======== STORED ROWS ========

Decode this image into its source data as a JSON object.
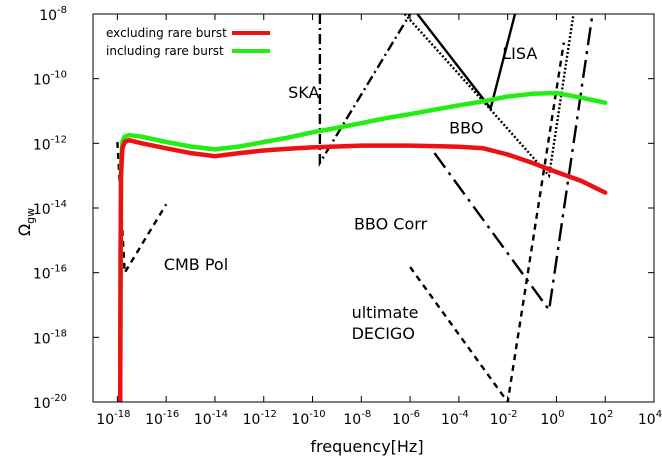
{
  "chart_data": {
    "type": "line",
    "xlabel": "frequency[Hz]",
    "ylabel": "Ω",
    "ylabel_sub": "gw",
    "xscale": "log",
    "yscale": "log",
    "xlim": [
      1e-19,
      10000.0
    ],
    "ylim": [
      1e-20,
      1e-08
    ],
    "x_ticks": [
      {
        "base": "10",
        "exp": "-18",
        "value": 1e-18
      },
      {
        "base": "10",
        "exp": "-16",
        "value": 1e-16
      },
      {
        "base": "10",
        "exp": "-14",
        "value": 1e-14
      },
      {
        "base": "10",
        "exp": "-12",
        "value": 1e-12
      },
      {
        "base": "10",
        "exp": "-10",
        "value": 1e-10
      },
      {
        "base": "10",
        "exp": "-8",
        "value": 1e-08
      },
      {
        "base": "10",
        "exp": "-6",
        "value": 1e-06
      },
      {
        "base": "10",
        "exp": "-4",
        "value": 0.0001
      },
      {
        "base": "10",
        "exp": "-2",
        "value": 0.01
      },
      {
        "base": "10",
        "exp": "0",
        "value": 1
      },
      {
        "base": "10",
        "exp": "2",
        "value": 100.0
      },
      {
        "base": "10",
        "exp": "4",
        "value": 10000.0
      }
    ],
    "y_ticks": [
      {
        "base": "10",
        "exp": "-20",
        "value": 1e-20
      },
      {
        "base": "10",
        "exp": "-18",
        "value": 1e-18
      },
      {
        "base": "10",
        "exp": "-16",
        "value": 1e-16
      },
      {
        "base": "10",
        "exp": "-14",
        "value": 1e-14
      },
      {
        "base": "10",
        "exp": "-12",
        "value": 1e-12
      },
      {
        "base": "10",
        "exp": "-10",
        "value": 1e-10
      },
      {
        "base": "10",
        "exp": "-8",
        "value": 1e-08
      }
    ],
    "legend": {
      "position": "top-left",
      "entries": [
        {
          "label": "excluding rare burst",
          "color": "#ee1111"
        },
        {
          "label": "including rare burst",
          "color": "#22ee11"
        }
      ]
    },
    "series": [
      {
        "name": "excluding rare burst",
        "color": "#ee1111",
        "points": [
          [
            1.3e-18,
            1e-20
          ],
          [
            1.35e-18,
            3e-16
          ],
          [
            1.4e-18,
            1e-13
          ],
          [
            1.6e-18,
            7e-13
          ],
          [
            2e-18,
            1.1e-12
          ],
          [
            3e-18,
            1.25e-12
          ],
          [
            1e-17,
            1e-12
          ],
          [
            1e-16,
            7e-13
          ],
          [
            1e-15,
            5e-13
          ],
          [
            1e-14,
            4e-13
          ],
          [
            1e-13,
            5e-13
          ],
          [
            1e-12,
            6e-13
          ],
          [
            1e-11,
            6.8e-13
          ],
          [
            1e-10,
            7.5e-13
          ],
          [
            1e-09,
            8e-13
          ],
          [
            1e-08,
            8.5e-13
          ],
          [
            1e-07,
            8.5e-13
          ],
          [
            1e-06,
            8.5e-13
          ],
          [
            1e-05,
            8.2e-13
          ],
          [
            0.0001,
            7.8e-13
          ],
          [
            0.001,
            7e-13
          ],
          [
            0.01,
            4.5e-13
          ],
          [
            0.1,
            2.5e-13
          ],
          [
            1,
            1.3e-13
          ],
          [
            10,
            7e-14
          ],
          [
            100,
            3e-14
          ]
        ]
      },
      {
        "name": "including rare burst",
        "color": "#22ee11",
        "points": [
          [
            1.3e-18,
            1e-20
          ],
          [
            1.35e-18,
            3e-16
          ],
          [
            1.4e-18,
            2e-13
          ],
          [
            1.6e-18,
            1.1e-12
          ],
          [
            2e-18,
            1.6e-12
          ],
          [
            3e-18,
            1.8e-12
          ],
          [
            1e-17,
            1.6e-12
          ],
          [
            1e-16,
            1.1e-12
          ],
          [
            1e-15,
            8e-13
          ],
          [
            1e-14,
            6.5e-13
          ],
          [
            1e-13,
            8e-13
          ],
          [
            1e-12,
            1.1e-12
          ],
          [
            1e-11,
            1.5e-12
          ],
          [
            1e-10,
            2.2e-12
          ],
          [
            1e-09,
            3e-12
          ],
          [
            1e-08,
            4.2e-12
          ],
          [
            1e-07,
            6e-12
          ],
          [
            1e-06,
            8e-12
          ],
          [
            1e-05,
            1.1e-11
          ],
          [
            0.0001,
            1.5e-11
          ],
          [
            0.001,
            2e-11
          ],
          [
            0.01,
            2.8e-11
          ],
          [
            0.1,
            3.4e-11
          ],
          [
            1,
            3.6e-11
          ],
          [
            10,
            2.6e-11
          ],
          [
            100,
            1.8e-11
          ]
        ]
      }
    ],
    "sensitivity_curves": [
      {
        "name": "CMB Pol",
        "style": "dash",
        "points": [
          [
            1e-18,
            1.1e-12
          ],
          [
            2e-18,
            1e-16
          ],
          [
            1e-16,
            1.3e-14
          ]
        ]
      },
      {
        "name": "SKA",
        "style": "dashdot",
        "points": [
          [
            2e-10,
            1e-08
          ],
          [
            2e-10,
            2.5e-13
          ],
          [
            1e-06,
            1e-08
          ]
        ]
      },
      {
        "name": "LISA",
        "style": "solid",
        "points": [
          [
            2e-06,
            1e-08
          ],
          [
            0.002,
            1.2e-11
          ],
          [
            0.02,
            1e-08
          ]
        ]
      },
      {
        "name": "BBO",
        "style": "dot",
        "points": [
          [
            6e-07,
            1e-08
          ],
          [
            0.001,
            2e-11
          ],
          [
            0.5,
            1e-13
          ],
          [
            5,
            1e-08
          ]
        ]
      },
      {
        "name": "BBO Corr",
        "style": "longdashdot",
        "points": [
          [
            1e-05,
            5e-13
          ],
          [
            0.5,
            7e-18
          ],
          [
            30,
            1e-08
          ]
        ]
      },
      {
        "name": "ultimate DECIGO",
        "style": "dash",
        "points": [
          [
            1e-06,
            1.5e-16
          ],
          [
            0.01,
            1e-20
          ],
          [
            2,
            1.3e-09
          ]
        ]
      }
    ],
    "annotations": [
      {
        "text": "CMB Pol",
        "x": 8e-17,
        "y": 1.2e-16
      },
      {
        "text": "SKA",
        "x": 1e-11,
        "y": 2.5e-11
      },
      {
        "text": "LISA",
        "x": 0.006,
        "y": 4e-10
      },
      {
        "text": "BBO",
        "x": 4e-05,
        "y": 2e-12
      },
      {
        "text": "BBO Corr",
        "x": 5e-09,
        "y": 2.2e-15
      },
      {
        "text": "ultimate",
        "x": 4e-09,
        "y": 4e-18
      },
      {
        "text": "DECIGO",
        "x": 4e-09,
        "y": 9e-19
      }
    ]
  }
}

========

GOAL:
The records above must be echoed exactly, minus their pictures.

SOLUTION:
Decode this image into its source data as a JSON object.
{
  "chart_data": {
    "type": "line",
    "xlabel": "frequency[Hz]",
    "ylabel": "Ω",
    "ylabel_sub": "gw",
    "xscale": "log",
    "yscale": "log",
    "xlim": [
      1e-19,
      10000.0
    ],
    "ylim": [
      1e-20,
      1e-08
    ],
    "x_ticks": [
      {
        "base": "10",
        "exp": "-18",
        "value": 1e-18
      },
      {
        "base": "10",
        "exp": "-16",
        "value": 1e-16
      },
      {
        "base": "10",
        "exp": "-14",
        "value": 1e-14
      },
      {
        "base": "10",
        "exp": "-12",
        "value": 1e-12
      },
      {
        "base": "10",
        "exp": "-10",
        "value": 1e-10
      },
      {
        "base": "10",
        "exp": "-8",
        "value": 1e-08
      },
      {
        "base": "10",
        "exp": "-6",
        "value": 1e-06
      },
      {
        "base": "10",
        "exp": "-4",
        "value": 0.0001
      },
      {
        "base": "10",
        "exp": "-2",
        "value": 0.01
      },
      {
        "base": "10",
        "exp": "0",
        "value": 1
      },
      {
        "base": "10",
        "exp": "2",
        "value": 100.0
      },
      {
        "base": "10",
        "exp": "4",
        "value": 10000.0
      }
    ],
    "y_ticks": [
      {
        "base": "10",
        "exp": "-20",
        "value": 1e-20
      },
      {
        "base": "10",
        "exp": "-18",
        "value": 1e-18
      },
      {
        "base": "10",
        "exp": "-16",
        "value": 1e-16
      },
      {
        "base": "10",
        "exp": "-14",
        "value": 1e-14
      },
      {
        "base": "10",
        "exp": "-12",
        "value": 1e-12
      },
      {
        "base": "10",
        "exp": "-10",
        "value": 1e-10
      },
      {
        "base": "10",
        "exp": "-8",
        "value": 1e-08
      }
    ],
    "legend": {
      "position": "top-left",
      "entries": [
        {
          "label": "excluding rare burst",
          "color": "#ee1111"
        },
        {
          "label": "including rare burst",
          "color": "#22ee11"
        }
      ]
    },
    "series": [
      {
        "name": "excluding rare burst",
        "color": "#ee1111",
        "points": [
          [
            1.3e-18,
            1e-20
          ],
          [
            1.35e-18,
            3e-16
          ],
          [
            1.4e-18,
            1e-13
          ],
          [
            1.6e-18,
            7e-13
          ],
          [
            2e-18,
            1.1e-12
          ],
          [
            3e-18,
            1.25e-12
          ],
          [
            1e-17,
            1e-12
          ],
          [
            1e-16,
            7e-13
          ],
          [
            1e-15,
            5e-13
          ],
          [
            1e-14,
            4e-13
          ],
          [
            1e-13,
            5e-13
          ],
          [
            1e-12,
            6e-13
          ],
          [
            1e-11,
            6.8e-13
          ],
          [
            1e-10,
            7.5e-13
          ],
          [
            1e-09,
            8e-13
          ],
          [
            1e-08,
            8.5e-13
          ],
          [
            1e-07,
            8.5e-13
          ],
          [
            1e-06,
            8.5e-13
          ],
          [
            1e-05,
            8.2e-13
          ],
          [
            0.0001,
            7.8e-13
          ],
          [
            0.001,
            7e-13
          ],
          [
            0.01,
            4.5e-13
          ],
          [
            0.1,
            2.5e-13
          ],
          [
            1,
            1.3e-13
          ],
          [
            10,
            7e-14
          ],
          [
            100,
            3e-14
          ]
        ]
      },
      {
        "name": "including rare burst",
        "color": "#22ee11",
        "points": [
          [
            1.3e-18,
            1e-20
          ],
          [
            1.35e-18,
            3e-16
          ],
          [
            1.4e-18,
            2e-13
          ],
          [
            1.6e-18,
            1.1e-12
          ],
          [
            2e-18,
            1.6e-12
          ],
          [
            3e-18,
            1.8e-12
          ],
          [
            1e-17,
            1.6e-12
          ],
          [
            1e-16,
            1.1e-12
          ],
          [
            1e-15,
            8e-13
          ],
          [
            1e-14,
            6.5e-13
          ],
          [
            1e-13,
            8e-13
          ],
          [
            1e-12,
            1.1e-12
          ],
          [
            1e-11,
            1.5e-12
          ],
          [
            1e-10,
            2.2e-12
          ],
          [
            1e-09,
            3e-12
          ],
          [
            1e-08,
            4.2e-12
          ],
          [
            1e-07,
            6e-12
          ],
          [
            1e-06,
            8e-12
          ],
          [
            1e-05,
            1.1e-11
          ],
          [
            0.0001,
            1.5e-11
          ],
          [
            0.001,
            2e-11
          ],
          [
            0.01,
            2.8e-11
          ],
          [
            0.1,
            3.4e-11
          ],
          [
            1,
            3.6e-11
          ],
          [
            10,
            2.6e-11
          ],
          [
            100,
            1.8e-11
          ]
        ]
      }
    ],
    "sensitivity_curves": [
      {
        "name": "CMB Pol",
        "style": "dash",
        "points": [
          [
            1e-18,
            1.1e-12
          ],
          [
            2e-18,
            1e-16
          ],
          [
            1e-16,
            1.3e-14
          ]
        ]
      },
      {
        "name": "SKA",
        "style": "dashdot",
        "points": [
          [
            2e-10,
            1e-08
          ],
          [
            2e-10,
            2.5e-13
          ],
          [
            1e-06,
            1e-08
          ]
        ]
      },
      {
        "name": "LISA",
        "style": "solid",
        "points": [
          [
            2e-06,
            1e-08
          ],
          [
            0.002,
            1.2e-11
          ],
          [
            0.02,
            1e-08
          ]
        ]
      },
      {
        "name": "BBO",
        "style": "dot",
        "points": [
          [
            6e-07,
            1e-08
          ],
          [
            0.001,
            2e-11
          ],
          [
            0.5,
            1e-13
          ],
          [
            5,
            1e-08
          ]
        ]
      },
      {
        "name": "BBO Corr",
        "style": "longdashdot",
        "points": [
          [
            1e-05,
            5e-13
          ],
          [
            0.5,
            7e-18
          ],
          [
            30,
            1e-08
          ]
        ]
      },
      {
        "name": "ultimate DECIGO",
        "style": "dash",
        "points": [
          [
            1e-06,
            1.5e-16
          ],
          [
            0.01,
            1e-20
          ],
          [
            2,
            1.3e-09
          ]
        ]
      }
    ],
    "annotations": [
      {
        "text": "CMB Pol",
        "x": 8e-17,
        "y": 1.2e-16
      },
      {
        "text": "SKA",
        "x": 1e-11,
        "y": 2.5e-11
      },
      {
        "text": "LISA",
        "x": 0.006,
        "y": 4e-10
      },
      {
        "text": "BBO",
        "x": 4e-05,
        "y": 2e-12
      },
      {
        "text": "BBO Corr",
        "x": 5e-09,
        "y": 2.2e-15
      },
      {
        "text": "ultimate",
        "x": 4e-09,
        "y": 4e-18
      },
      {
        "text": "DECIGO",
        "x": 4e-09,
        "y": 9e-19
      }
    ]
  }
}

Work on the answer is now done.